Aim of the task. Write the data out again, character for character, with no images.

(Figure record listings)
---+---

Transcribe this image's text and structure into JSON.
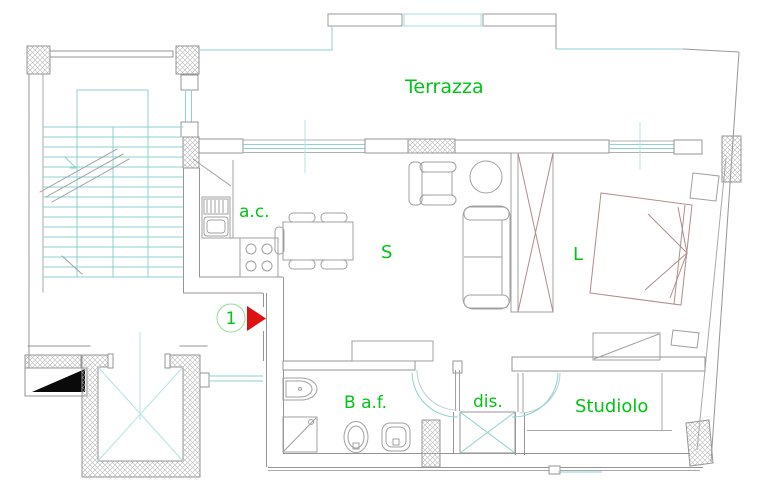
{
  "plan": {
    "rooms": {
      "terrazza": "Terrazza",
      "kitchenette": "a.c.",
      "living": "S",
      "bedroom": "L",
      "bathroom": "B a.f.",
      "hallway": "dis.",
      "study": "Studiolo"
    },
    "marker": {
      "number": "1"
    },
    "colors": {
      "label_green": "#00c414",
      "marker_circle_green": "#98dd98",
      "marker_red": "#dd1111",
      "line_cyan": "#8fd0d0",
      "line_cyan_light": "#b5e3e3",
      "wall_gray": "#969696",
      "furniture_brown": "#b18c8c",
      "section_black": "#0a0a0a"
    }
  }
}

---+---

Response to this exercise.
Transcribe this image's text and structure into JSON.
{
  "plan": {
    "rooms": {
      "terrazza": "Terrazza",
      "kitchenette": "a.c.",
      "living": "S",
      "bedroom": "L",
      "bathroom": "B a.f.",
      "hallway": "dis.",
      "study": "Studiolo"
    },
    "marker": {
      "number": "1"
    },
    "colors": {
      "label_green": "#00c414",
      "marker_circle_green": "#98dd98",
      "marker_red": "#dd1111",
      "line_cyan": "#8fd0d0",
      "line_cyan_light": "#b5e3e3",
      "wall_gray": "#969696",
      "furniture_brown": "#b18c8c",
      "section_black": "#0a0a0a"
    }
  }
}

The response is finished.